PASSAGE GIVEN
◇ ◇ ◇

In that interview I think I was making a point about how I don’t distinguish, really, between the mechanical and the natural, and how that group of nouns came from the process of writing via erasures mostly of nonfiction books and novels. ERASURE is the practice of making a new text out of an existing one. You look at a text, say, an article or a novel, and you decide to whiten out all the words you don't want, so you're left with the words you do want – and the idea, for me, is to make a poem out of those words. Basically, it's like an enormous ready-made word bank.

In the way that I use erasure (other poets use it very differently), the poems sound the same as poems I might write without erasure.  My subjectivity shows through whatever I do. Sometimes the process exposes me to new words that excite me in a new way, and sometimes I use the words I would use anyway, but because I’m working within this formal restriction, only using the words before me, something in me is reoriented. Trees, grammar and the mechanics of the way things work form a part of my Image Bank, I guess — which I’d define as that group of images I find myself obsessed with. Every poet has an Image Bank. And out of this bank, I try to work out whatever is agitating me about my perception of experience.

So I take you keep a notebook to aid in storing that Image Bank? Or do these images come to you in your writing, like a daydream?

◇ ◇ ◇

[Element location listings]

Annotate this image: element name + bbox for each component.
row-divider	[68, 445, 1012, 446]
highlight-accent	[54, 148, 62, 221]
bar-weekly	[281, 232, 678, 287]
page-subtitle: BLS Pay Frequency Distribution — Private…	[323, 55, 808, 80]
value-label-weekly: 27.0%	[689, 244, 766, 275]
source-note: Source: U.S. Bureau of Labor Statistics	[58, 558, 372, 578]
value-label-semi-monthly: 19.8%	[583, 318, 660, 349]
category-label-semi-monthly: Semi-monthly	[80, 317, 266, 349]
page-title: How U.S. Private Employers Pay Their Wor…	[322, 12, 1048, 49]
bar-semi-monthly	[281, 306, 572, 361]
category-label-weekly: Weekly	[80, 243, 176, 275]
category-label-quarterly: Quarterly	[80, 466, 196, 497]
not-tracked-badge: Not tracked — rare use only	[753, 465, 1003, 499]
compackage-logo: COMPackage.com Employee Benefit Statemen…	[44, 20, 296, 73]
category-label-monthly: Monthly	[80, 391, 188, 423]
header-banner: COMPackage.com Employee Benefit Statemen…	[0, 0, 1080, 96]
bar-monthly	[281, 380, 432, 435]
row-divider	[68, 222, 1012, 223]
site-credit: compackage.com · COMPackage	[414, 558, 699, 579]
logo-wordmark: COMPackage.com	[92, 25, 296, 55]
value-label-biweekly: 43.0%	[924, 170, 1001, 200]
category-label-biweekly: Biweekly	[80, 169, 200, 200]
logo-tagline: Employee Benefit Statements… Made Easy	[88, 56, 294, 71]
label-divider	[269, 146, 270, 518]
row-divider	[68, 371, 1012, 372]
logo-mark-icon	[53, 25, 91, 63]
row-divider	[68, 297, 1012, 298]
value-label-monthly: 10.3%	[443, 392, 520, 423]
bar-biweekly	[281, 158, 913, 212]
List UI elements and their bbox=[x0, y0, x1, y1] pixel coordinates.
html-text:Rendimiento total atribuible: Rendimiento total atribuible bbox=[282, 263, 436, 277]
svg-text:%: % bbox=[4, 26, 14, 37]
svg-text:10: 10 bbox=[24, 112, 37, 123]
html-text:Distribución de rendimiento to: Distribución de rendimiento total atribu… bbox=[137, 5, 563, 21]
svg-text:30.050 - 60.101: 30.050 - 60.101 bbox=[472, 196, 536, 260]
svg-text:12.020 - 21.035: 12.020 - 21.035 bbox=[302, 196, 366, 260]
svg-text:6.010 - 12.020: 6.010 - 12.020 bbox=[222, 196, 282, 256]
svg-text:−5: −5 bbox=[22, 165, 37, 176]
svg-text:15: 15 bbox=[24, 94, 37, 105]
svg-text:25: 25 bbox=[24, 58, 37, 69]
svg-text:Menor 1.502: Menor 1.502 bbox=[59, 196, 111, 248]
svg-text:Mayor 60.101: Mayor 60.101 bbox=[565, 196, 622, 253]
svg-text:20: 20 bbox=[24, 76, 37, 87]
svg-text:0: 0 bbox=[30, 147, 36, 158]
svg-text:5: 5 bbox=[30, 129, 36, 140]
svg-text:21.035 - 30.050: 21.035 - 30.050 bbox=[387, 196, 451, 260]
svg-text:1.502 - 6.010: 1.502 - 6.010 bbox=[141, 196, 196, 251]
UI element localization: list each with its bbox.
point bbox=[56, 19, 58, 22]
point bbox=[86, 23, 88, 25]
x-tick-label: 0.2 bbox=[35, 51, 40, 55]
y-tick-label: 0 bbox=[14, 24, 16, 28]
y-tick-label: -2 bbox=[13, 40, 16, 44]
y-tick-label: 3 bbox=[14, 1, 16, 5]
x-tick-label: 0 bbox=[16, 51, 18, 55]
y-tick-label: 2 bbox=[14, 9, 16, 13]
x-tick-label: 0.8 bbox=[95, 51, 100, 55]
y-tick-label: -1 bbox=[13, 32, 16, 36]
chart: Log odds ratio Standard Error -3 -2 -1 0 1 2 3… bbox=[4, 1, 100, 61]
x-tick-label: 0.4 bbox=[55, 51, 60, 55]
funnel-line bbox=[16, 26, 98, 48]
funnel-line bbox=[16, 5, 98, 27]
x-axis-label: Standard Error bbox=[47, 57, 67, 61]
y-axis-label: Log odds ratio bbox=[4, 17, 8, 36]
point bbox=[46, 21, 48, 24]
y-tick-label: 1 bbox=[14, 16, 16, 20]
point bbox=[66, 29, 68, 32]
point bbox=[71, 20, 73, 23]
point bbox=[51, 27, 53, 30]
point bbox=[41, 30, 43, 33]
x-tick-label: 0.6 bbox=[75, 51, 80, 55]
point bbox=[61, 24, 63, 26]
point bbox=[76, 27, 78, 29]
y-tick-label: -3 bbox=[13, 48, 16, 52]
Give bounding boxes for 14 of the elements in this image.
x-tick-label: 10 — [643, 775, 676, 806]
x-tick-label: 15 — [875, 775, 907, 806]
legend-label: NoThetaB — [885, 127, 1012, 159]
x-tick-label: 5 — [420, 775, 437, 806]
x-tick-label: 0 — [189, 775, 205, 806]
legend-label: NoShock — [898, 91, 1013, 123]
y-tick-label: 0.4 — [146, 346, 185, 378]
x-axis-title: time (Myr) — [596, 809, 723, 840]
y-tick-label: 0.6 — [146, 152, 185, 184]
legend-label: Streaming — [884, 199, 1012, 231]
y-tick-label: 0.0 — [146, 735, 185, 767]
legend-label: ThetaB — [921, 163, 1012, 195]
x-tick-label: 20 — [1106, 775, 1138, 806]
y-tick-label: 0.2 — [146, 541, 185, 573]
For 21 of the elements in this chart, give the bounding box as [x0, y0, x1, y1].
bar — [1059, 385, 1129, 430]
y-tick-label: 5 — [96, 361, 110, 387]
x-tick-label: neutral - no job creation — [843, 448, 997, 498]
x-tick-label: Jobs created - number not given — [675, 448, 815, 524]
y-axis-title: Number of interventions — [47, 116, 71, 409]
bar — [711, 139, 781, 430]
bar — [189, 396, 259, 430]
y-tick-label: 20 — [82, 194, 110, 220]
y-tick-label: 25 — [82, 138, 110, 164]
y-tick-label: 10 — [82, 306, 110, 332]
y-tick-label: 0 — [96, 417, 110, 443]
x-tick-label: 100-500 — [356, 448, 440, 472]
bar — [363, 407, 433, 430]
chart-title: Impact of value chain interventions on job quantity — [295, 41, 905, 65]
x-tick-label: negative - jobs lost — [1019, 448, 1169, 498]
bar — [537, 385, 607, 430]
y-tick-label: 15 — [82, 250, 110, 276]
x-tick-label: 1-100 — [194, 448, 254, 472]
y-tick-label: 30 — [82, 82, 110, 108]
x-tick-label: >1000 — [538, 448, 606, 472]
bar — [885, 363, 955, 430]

◇ ◇ ◇

REQUIRED ACTIONS
(A) In the interview on erasure poetry, how does the speaker define an Image Bank?
(B) Write the next part of the interview on erasure poetry, picking up after its final sentence.
Nothing in the records is needed for what is asked here.

SOLVED PROBLEMS
(A) It is the group of images the speaker finds themselves obsessed with.

(B)
Good question – I keep a notebook and write pretty often. Sometimes I sit in a public place and just observe what I see. I take notes when I'm reading poems, essays, scientific articles, books on the history of ancient Rome (or whatever it is I'm doing – I read pretty widely and sometimes deeply and sometimes not, haha). I copy down great sentences and wonder how they work what makes them pleasurable to me, and so on. I find that I do have a set group of words that comes to me when I’m just free-writing, and so just to push myself, sometimes I'll open up a book (say a book of poems or a random nonfiction book I have laying around the house), and pick ten words that really stand out to me just because I like them. They don't have to be especially complicated, they just need to excite me. For instance, if I turn to the word bank I started recently, I see the words: extension, forward, expanse, proof, rapprochement. I don't think I finished building that bank, but sometimes when writing I say, “Okay, let me see if I can get that word into the poem because I like how it sounds.” I don't have to keep the word, but if it gets me excited on the page, it can generate a few lines that do work well (and often I'll have to go back and cut the word I pulled from the image bank because the line it was in didn't end up working). Which isn't to say the Image Bank makes or breaks a poem! What really makes a poem exciting to me is the tension in it – and poets have different ways of generating this tension. Some use really elaborate syntax, i.e. the way the words in a sentence or a line come together over time. Others simply have a funky Image Bank. Still others prioritize using the page as a kind of field, skipping around and building arrangements of words that challenge one’s sense of how one word follows another. And all poets use some combination of these three tension-generators, because syntax, word choice, and page space all can be manipulated. They form the technical stuff of which poems are made.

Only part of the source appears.